## START

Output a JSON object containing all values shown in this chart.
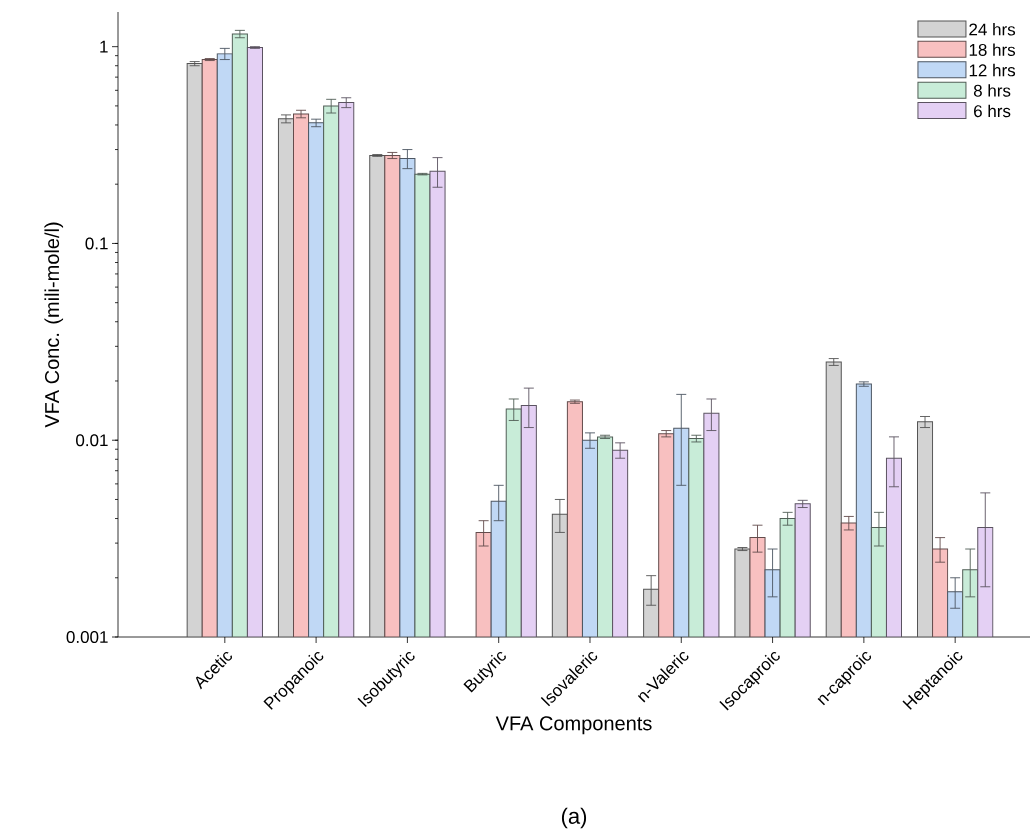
{
  "chart_data": {
    "type": "bar",
    "xlabel": "VFA Components",
    "ylabel": "VFA Conc. (mili-mole/l)",
    "annotations": [
      "(a)"
    ],
    "categories": [
      "Acetic",
      "Propanoic",
      "Isobutyric",
      "Butyric",
      "Isovaleric",
      "n-Valeric",
      "Isocaproic",
      "n-caproic",
      "Heptanoic"
    ],
    "series": [
      {
        "name": "24 hrs",
        "color": "#d3d3d3",
        "values": [
          0.82,
          0.43,
          0.28,
          null,
          0.0042,
          0.00175,
          0.0028,
          0.025,
          0.0124
        ],
        "errors": [
          0.02,
          0.02,
          0.003,
          null,
          0.0008,
          0.0003,
          5e-05,
          0.001,
          0.0008
        ]
      },
      {
        "name": "18 hrs",
        "color": "#f8c0c0",
        "values": [
          0.86,
          0.455,
          0.28,
          0.0034,
          0.0157,
          0.0108,
          0.0032,
          0.0038,
          0.0028
        ],
        "errors": [
          0.01,
          0.02,
          0.01,
          0.0005,
          0.0003,
          0.0004,
          0.0005,
          0.0003,
          0.0004
        ]
      },
      {
        "name": "12 hrs",
        "color": "#c0d8f5",
        "values": [
          0.92,
          0.41,
          0.27,
          0.0049,
          0.01,
          0.0115,
          0.0022,
          0.0193,
          0.0017
        ],
        "errors": [
          0.06,
          0.018,
          0.03,
          0.001,
          0.0009,
          0.0056,
          0.0006,
          0.0005,
          0.0003
        ]
      },
      {
        "name": "8 hrs",
        "color": "#c8ecd8",
        "values": [
          1.16,
          0.5,
          0.225,
          0.0144,
          0.0104,
          0.0102,
          0.004,
          0.0036,
          0.0022
        ],
        "errors": [
          0.05,
          0.04,
          0.002,
          0.0018,
          0.0002,
          0.0004,
          0.0003,
          0.0007,
          0.0006
        ]
      },
      {
        "name": "6 hrs",
        "color": "#e4d0f4",
        "values": [
          0.99,
          0.52,
          0.233,
          0.015,
          0.0089,
          0.0137,
          0.00475,
          0.0081,
          0.0036
        ],
        "errors": [
          0.01,
          0.03,
          0.04,
          0.0034,
          0.0008,
          0.0025,
          0.0002,
          0.0023,
          0.0018
        ]
      }
    ],
    "log": true,
    "ylim": [
      0.001,
      1.5
    ],
    "yticks": [
      0.001,
      0.01,
      0.1,
      1
    ],
    "legend": "top right"
  }
}
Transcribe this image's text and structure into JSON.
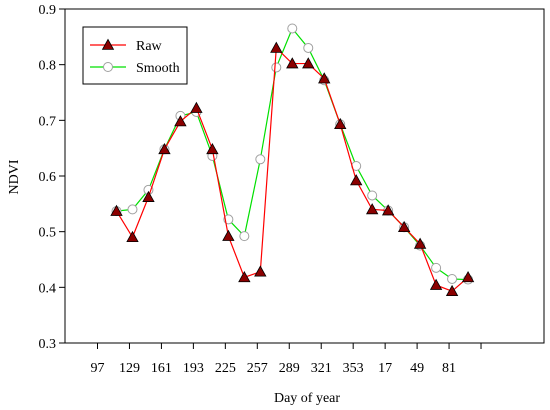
{
  "chart_data": {
    "type": "line",
    "xlabel": "Day of year",
    "ylabel": "NDVI",
    "ylim": [
      0.3,
      0.9
    ],
    "y_ticks": [
      "0.3",
      "0.4",
      "0.5",
      "0.6",
      "0.7",
      "0.8",
      "0.9"
    ],
    "x_tick_labels": [
      "97",
      "129",
      "161",
      "193",
      "225",
      "257",
      "289",
      "321",
      "353",
      "17",
      "49",
      "81"
    ],
    "legend_position": "top-left",
    "grid": false,
    "series": [
      {
        "name": "Raw",
        "color": "#ff0000",
        "marker": "filled-triangle",
        "marker_fill": "#8b0000",
        "values": [
          0.537,
          0.49,
          0.562,
          0.648,
          0.698,
          0.722,
          0.648,
          0.492,
          0.418,
          0.428,
          0.83,
          0.802,
          0.802,
          0.775,
          0.693,
          0.592,
          0.54,
          0.538,
          0.508,
          0.478,
          0.404,
          0.393,
          0.418
        ]
      },
      {
        "name": "Smooth",
        "color": "#00e000",
        "marker": "open-circle",
        "marker_fill": "#ffffff",
        "values": [
          0.537,
          0.54,
          0.575,
          0.648,
          0.708,
          0.715,
          0.636,
          0.522,
          0.492,
          0.63,
          0.795,
          0.865,
          0.83,
          0.772,
          0.693,
          0.618,
          0.565,
          0.538,
          0.508,
          0.475,
          0.435,
          0.415,
          0.414
        ]
      }
    ]
  }
}
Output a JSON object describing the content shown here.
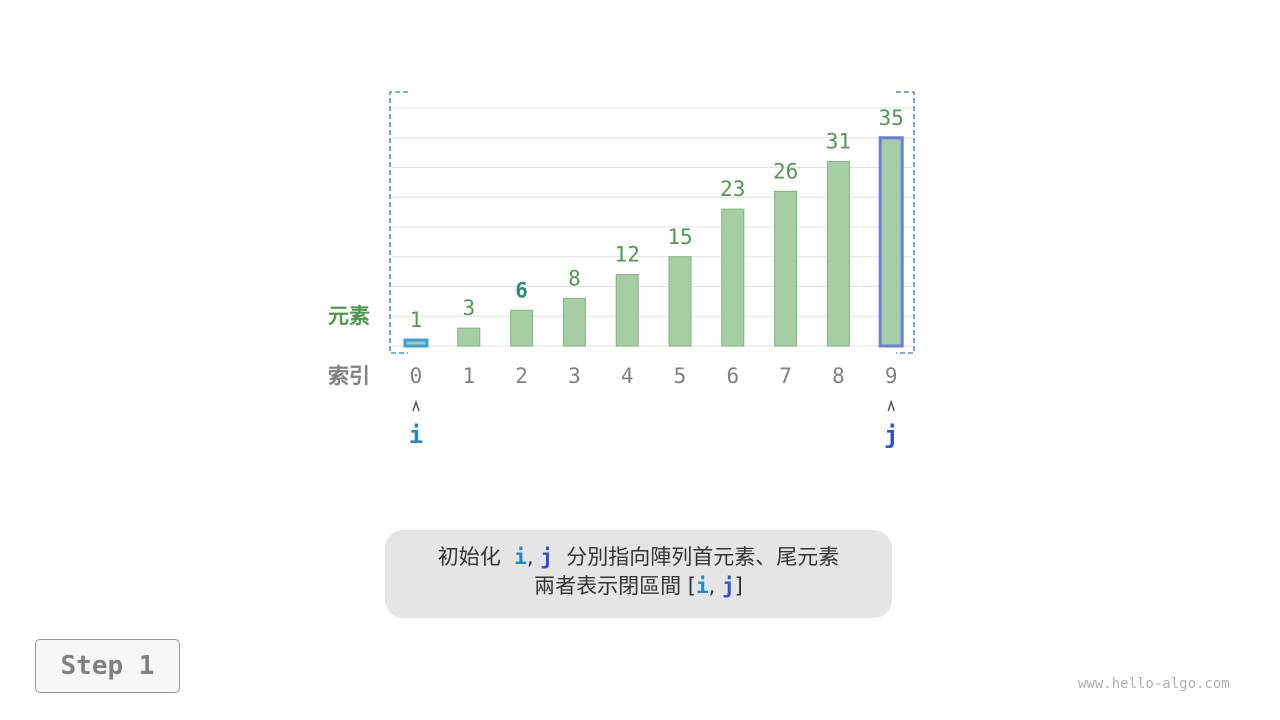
{
  "chart_data": {
    "type": "bar",
    "categories": [
      "0",
      "1",
      "2",
      "3",
      "4",
      "5",
      "6",
      "7",
      "8",
      "9"
    ],
    "values": [
      1,
      3,
      6,
      8,
      12,
      15,
      23,
      26,
      31,
      35
    ],
    "row_labels": {
      "value": "元素",
      "index": "索引"
    },
    "highlight": {
      "target_index": 2,
      "i_index": 0,
      "j_index": 9
    },
    "pointers": {
      "i": "i",
      "j": "j"
    },
    "colors": {
      "bar": "#a5cea3",
      "bar_border": "#7fb47c",
      "value_label": "#4e9a4e",
      "target_label": "#2e8b7a",
      "index_label": "#808080",
      "i": "#1e88d0",
      "j": "#2f4fd6",
      "bracket_i": "#3a9ee0",
      "bracket_j": "#6a80e0",
      "grid": "#e0e0e0"
    }
  },
  "caption": {
    "line1_prefix": "初始化",
    "i": "i",
    "comma": ",",
    "j": "j",
    "line1_suffix": "分別指向陣列首元素、尾元素",
    "line2_prefix": "兩者表示閉區間 [",
    "line2_suffix": "]"
  },
  "step": "Step 1",
  "watermark": "www.hello-algo.com"
}
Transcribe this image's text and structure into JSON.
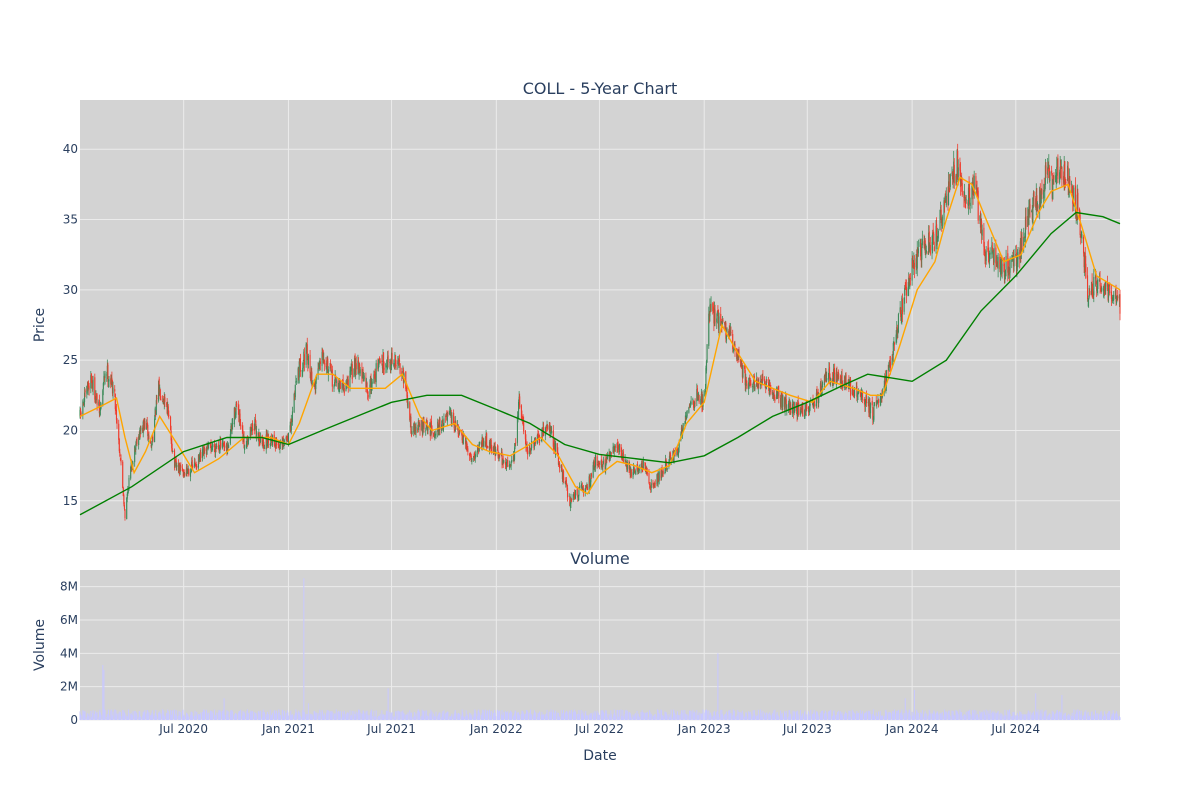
{
  "colors": {
    "plot_bg": "#d3d3d3",
    "grid": "#ebebeb",
    "increasing": "#3d8b5a",
    "decreasing": "#ef3b2c",
    "sma_short": "#ffa500",
    "sma_long": "#008000",
    "volume": "#c8c8ff",
    "text": "#2a3f5f"
  },
  "chart_data": [
    {
      "type": "candlestick",
      "title": "COLL - 5-Year Chart",
      "xlabel": "",
      "ylabel": "Price",
      "x_range": [
        "2020-01-01",
        "2024-12-31"
      ],
      "ylim": [
        11.5,
        43.5
      ],
      "y_ticks": [
        15,
        20,
        25,
        30,
        35,
        40
      ],
      "grid": true,
      "keyframes_close": [
        [
          "2020-01-01",
          21.0
        ],
        [
          "2020-01-20",
          23.8
        ],
        [
          "2020-02-05",
          21.2
        ],
        [
          "2020-02-15",
          24.5
        ],
        [
          "2020-03-01",
          22.8
        ],
        [
          "2020-03-12",
          18.0
        ],
        [
          "2020-03-20",
          14.0
        ],
        [
          "2020-03-28",
          16.8
        ],
        [
          "2020-04-10",
          19.5
        ],
        [
          "2020-04-25",
          20.5
        ],
        [
          "2020-05-05",
          18.8
        ],
        [
          "2020-05-18",
          23.0
        ],
        [
          "2020-06-01",
          22.0
        ],
        [
          "2020-06-15",
          17.5
        ],
        [
          "2020-07-01",
          17.0
        ],
        [
          "2020-07-20",
          17.5
        ],
        [
          "2020-08-15",
          18.8
        ],
        [
          "2020-09-01",
          19.0
        ],
        [
          "2020-09-15",
          18.5
        ],
        [
          "2020-10-01",
          21.8
        ],
        [
          "2020-10-15",
          19.0
        ],
        [
          "2020-11-01",
          20.5
        ],
        [
          "2020-11-15",
          19.0
        ],
        [
          "2020-12-01",
          19.5
        ],
        [
          "2020-12-20",
          18.8
        ],
        [
          "2021-01-05",
          20.0
        ],
        [
          "2021-01-15",
          24.0
        ],
        [
          "2021-02-01",
          25.5
        ],
        [
          "2021-02-15",
          23.0
        ],
        [
          "2021-03-01",
          25.8
        ],
        [
          "2021-03-20",
          23.5
        ],
        [
          "2021-04-10",
          23.0
        ],
        [
          "2021-05-01",
          25.0
        ],
        [
          "2021-05-20",
          22.8
        ],
        [
          "2021-06-10",
          24.8
        ],
        [
          "2021-07-01",
          25.0
        ],
        [
          "2021-07-20",
          24.5
        ],
        [
          "2021-08-05",
          20.0
        ],
        [
          "2021-08-20",
          20.3
        ],
        [
          "2021-09-15",
          20.0
        ],
        [
          "2021-10-10",
          21.0
        ],
        [
          "2021-11-01",
          19.5
        ],
        [
          "2021-11-20",
          18.0
        ],
        [
          "2021-12-10",
          19.5
        ],
        [
          "2022-01-01",
          18.5
        ],
        [
          "2022-01-20",
          17.5
        ],
        [
          "2022-02-01",
          18.2
        ],
        [
          "2022-02-10",
          22.0
        ],
        [
          "2022-02-25",
          18.5
        ],
        [
          "2022-03-20",
          19.5
        ],
        [
          "2022-04-01",
          20.5
        ],
        [
          "2022-04-20",
          18.0
        ],
        [
          "2022-05-10",
          15.0
        ],
        [
          "2022-05-20",
          15.5
        ],
        [
          "2022-06-10",
          16.0
        ],
        [
          "2022-06-25",
          18.0
        ],
        [
          "2022-07-10",
          17.5
        ],
        [
          "2022-08-01",
          19.0
        ],
        [
          "2022-08-25",
          17.0
        ],
        [
          "2022-09-15",
          17.5
        ],
        [
          "2022-10-01",
          16.0
        ],
        [
          "2022-10-25",
          17.5
        ],
        [
          "2022-11-15",
          18.5
        ],
        [
          "2022-12-01",
          21.5
        ],
        [
          "2022-12-20",
          22.5
        ],
        [
          "2023-01-01",
          22.0
        ],
        [
          "2023-01-10",
          28.5
        ],
        [
          "2023-01-25",
          28.0
        ],
        [
          "2023-02-10",
          27.0
        ],
        [
          "2023-03-01",
          25.5
        ],
        [
          "2023-03-15",
          23.5
        ],
        [
          "2023-04-01",
          23.5
        ],
        [
          "2023-05-01",
          22.8
        ],
        [
          "2023-06-01",
          21.5
        ],
        [
          "2023-07-01",
          21.5
        ],
        [
          "2023-07-20",
          22.5
        ],
        [
          "2023-08-05",
          24.0
        ],
        [
          "2023-09-01",
          23.5
        ],
        [
          "2023-10-01",
          22.5
        ],
        [
          "2023-10-25",
          21.2
        ],
        [
          "2023-11-10",
          23.0
        ],
        [
          "2023-11-25",
          25.0
        ],
        [
          "2023-12-15",
          29.0
        ],
        [
          "2024-01-01",
          31.5
        ],
        [
          "2024-01-20",
          33.0
        ],
        [
          "2024-02-10",
          33.5
        ],
        [
          "2024-03-01",
          36.5
        ],
        [
          "2024-03-20",
          39.0
        ],
        [
          "2024-04-05",
          36.5
        ],
        [
          "2024-04-20",
          37.5
        ],
        [
          "2024-05-05",
          33.0
        ],
        [
          "2024-05-20",
          32.5
        ],
        [
          "2024-06-10",
          31.5
        ],
        [
          "2024-06-25",
          32.0
        ],
        [
          "2024-07-10",
          33.0
        ],
        [
          "2024-07-25",
          35.5
        ],
        [
          "2024-08-15",
          37.0
        ],
        [
          "2024-08-25",
          38.5
        ],
        [
          "2024-09-05",
          37.0
        ],
        [
          "2024-09-15",
          39.0
        ],
        [
          "2024-10-01",
          38.0
        ],
        [
          "2024-10-20",
          35.5
        ],
        [
          "2024-11-05",
          29.5
        ],
        [
          "2024-11-20",
          30.5
        ],
        [
          "2024-12-05",
          30.0
        ],
        [
          "2024-12-31",
          29.0
        ]
      ],
      "series": [
        {
          "kind": "sma_short",
          "points": [
            [
              "2020-01-01",
              21.0
            ],
            [
              "2020-02-10",
              21.8
            ],
            [
              "2020-03-05",
              22.3
            ],
            [
              "2020-03-20",
              19.5
            ],
            [
              "2020-04-05",
              17.0
            ],
            [
              "2020-04-25",
              18.5
            ],
            [
              "2020-05-20",
              21.0
            ],
            [
              "2020-06-20",
              19.0
            ],
            [
              "2020-07-20",
              17.0
            ],
            [
              "2020-09-01",
              18.0
            ],
            [
              "2020-10-15",
              19.5
            ],
            [
              "2020-12-01",
              19.5
            ],
            [
              "2021-01-01",
              19.0
            ],
            [
              "2021-01-20",
              20.5
            ],
            [
              "2021-02-20",
              24.0
            ],
            [
              "2021-03-20",
              24.0
            ],
            [
              "2021-04-20",
              23.0
            ],
            [
              "2021-05-20",
              23.0
            ],
            [
              "2021-06-20",
              23.0
            ],
            [
              "2021-07-20",
              24.0
            ],
            [
              "2021-08-20",
              21.0
            ],
            [
              "2021-09-10",
              20.0
            ],
            [
              "2021-10-20",
              20.5
            ],
            [
              "2021-11-20",
              19.0
            ],
            [
              "2021-12-20",
              18.5
            ],
            [
              "2022-01-25",
              18.2
            ],
            [
              "2022-02-20",
              18.8
            ],
            [
              "2022-03-20",
              19.5
            ],
            [
              "2022-04-20",
              18.2
            ],
            [
              "2022-05-20",
              16.0
            ],
            [
              "2022-06-10",
              15.5
            ],
            [
              "2022-06-30",
              16.8
            ],
            [
              "2022-08-01",
              17.8
            ],
            [
              "2022-09-01",
              17.5
            ],
            [
              "2022-10-01",
              17.0
            ],
            [
              "2022-11-01",
              17.5
            ],
            [
              "2022-12-01",
              20.5
            ],
            [
              "2023-01-01",
              22.0
            ],
            [
              "2023-02-01",
              27.5
            ],
            [
              "2023-03-01",
              25.5
            ],
            [
              "2023-04-01",
              23.5
            ],
            [
              "2023-05-01",
              23.0
            ],
            [
              "2023-06-01",
              22.5
            ],
            [
              "2023-07-10",
              22.0
            ],
            [
              "2023-08-10",
              23.5
            ],
            [
              "2023-09-20",
              23.0
            ],
            [
              "2023-10-20",
              22.5
            ],
            [
              "2023-11-10",
              22.5
            ],
            [
              "2023-12-10",
              26.0
            ],
            [
              "2024-01-10",
              30.0
            ],
            [
              "2024-02-10",
              32.0
            ],
            [
              "2024-03-01",
              35.0
            ],
            [
              "2024-03-25",
              38.0
            ],
            [
              "2024-04-15",
              37.5
            ],
            [
              "2024-05-10",
              35.0
            ],
            [
              "2024-06-10",
              32.0
            ],
            [
              "2024-07-10",
              32.5
            ],
            [
              "2024-08-10",
              35.5
            ],
            [
              "2024-09-01",
              37.0
            ],
            [
              "2024-10-01",
              37.5
            ],
            [
              "2024-10-25",
              34.5
            ],
            [
              "2024-11-20",
              31.0
            ],
            [
              "2024-12-31",
              30.0
            ]
          ]
        },
        {
          "kind": "sma_long",
          "points": [
            [
              "2020-01-01",
              14.0
            ],
            [
              "2020-04-01",
              16.0
            ],
            [
              "2020-07-01",
              18.5
            ],
            [
              "2020-09-15",
              19.5
            ],
            [
              "2020-11-15",
              19.5
            ],
            [
              "2021-01-01",
              19.0
            ],
            [
              "2021-03-01",
              20.0
            ],
            [
              "2021-05-01",
              21.0
            ],
            [
              "2021-07-01",
              22.0
            ],
            [
              "2021-09-01",
              22.5
            ],
            [
              "2021-11-01",
              22.5
            ],
            [
              "2022-01-01",
              21.5
            ],
            [
              "2022-03-01",
              20.5
            ],
            [
              "2022-05-01",
              19.0
            ],
            [
              "2022-07-01",
              18.3
            ],
            [
              "2022-09-01",
              18.0
            ],
            [
              "2022-11-01",
              17.7
            ],
            [
              "2023-01-01",
              18.2
            ],
            [
              "2023-03-01",
              19.5
            ],
            [
              "2023-05-01",
              21.0
            ],
            [
              "2023-07-01",
              22.0
            ],
            [
              "2023-09-01",
              23.2
            ],
            [
              "2023-10-15",
              24.0
            ],
            [
              "2023-11-15",
              23.8
            ],
            [
              "2024-01-01",
              23.5
            ],
            [
              "2024-03-01",
              25.0
            ],
            [
              "2024-05-01",
              28.5
            ],
            [
              "2024-07-01",
              31.0
            ],
            [
              "2024-09-01",
              34.0
            ],
            [
              "2024-10-15",
              35.5
            ],
            [
              "2024-12-01",
              35.2
            ],
            [
              "2024-12-31",
              34.7
            ]
          ]
        }
      ]
    },
    {
      "type": "bar",
      "title": "Volume",
      "xlabel": "Date",
      "ylabel": "Volume",
      "x_range": [
        "2020-01-01",
        "2024-12-31"
      ],
      "ylim": [
        0,
        9000000
      ],
      "y_ticks": [
        {
          "value": 0,
          "label": "0"
        },
        {
          "value": 2000000,
          "label": "2M"
        },
        {
          "value": 4000000,
          "label": "4M"
        },
        {
          "value": 6000000,
          "label": "6M"
        },
        {
          "value": 8000000,
          "label": "8M"
        }
      ],
      "x_ticks": [
        {
          "date": "2020-07-01",
          "label": "Jul 2020"
        },
        {
          "date": "2021-01-01",
          "label": "Jan 2021"
        },
        {
          "date": "2021-07-01",
          "label": "Jul 2021"
        },
        {
          "date": "2022-01-01",
          "label": "Jan 2022"
        },
        {
          "date": "2022-07-01",
          "label": "Jul 2022"
        },
        {
          "date": "2023-01-01",
          "label": "Jan 2023"
        },
        {
          "date": "2023-07-01",
          "label": "Jul 2023"
        },
        {
          "date": "2024-01-01",
          "label": "Jan 2024"
        },
        {
          "date": "2024-07-01",
          "label": "Jul 2024"
        }
      ],
      "baseline_volume": 400000,
      "spikes": [
        [
          "2020-02-10",
          3300000
        ],
        [
          "2020-02-12",
          3000000
        ],
        [
          "2020-03-15",
          1300000
        ],
        [
          "2020-09-10",
          1300000
        ],
        [
          "2021-01-28",
          8500000
        ],
        [
          "2021-02-05",
          1000000
        ],
        [
          "2021-06-25",
          1900000
        ],
        [
          "2022-02-12",
          2800000
        ],
        [
          "2022-02-20",
          1200000
        ],
        [
          "2023-01-25",
          4000000
        ],
        [
          "2023-08-05",
          1800000
        ],
        [
          "2023-12-20",
          1300000
        ],
        [
          "2024-01-05",
          1800000
        ],
        [
          "2024-04-20",
          1800000
        ],
        [
          "2024-06-15",
          2100000
        ],
        [
          "2024-08-05",
          1600000
        ],
        [
          "2024-09-20",
          1500000
        ]
      ]
    }
  ]
}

## END

■ Work to complete
Using the listing above, pick out each line that contains the word "xlabel", then copy it.

■ Written response
    "xlabel": "VFA Components",
    "xlabel": "Day of year",
      "xlabel": "",
      "xlabel": "Date",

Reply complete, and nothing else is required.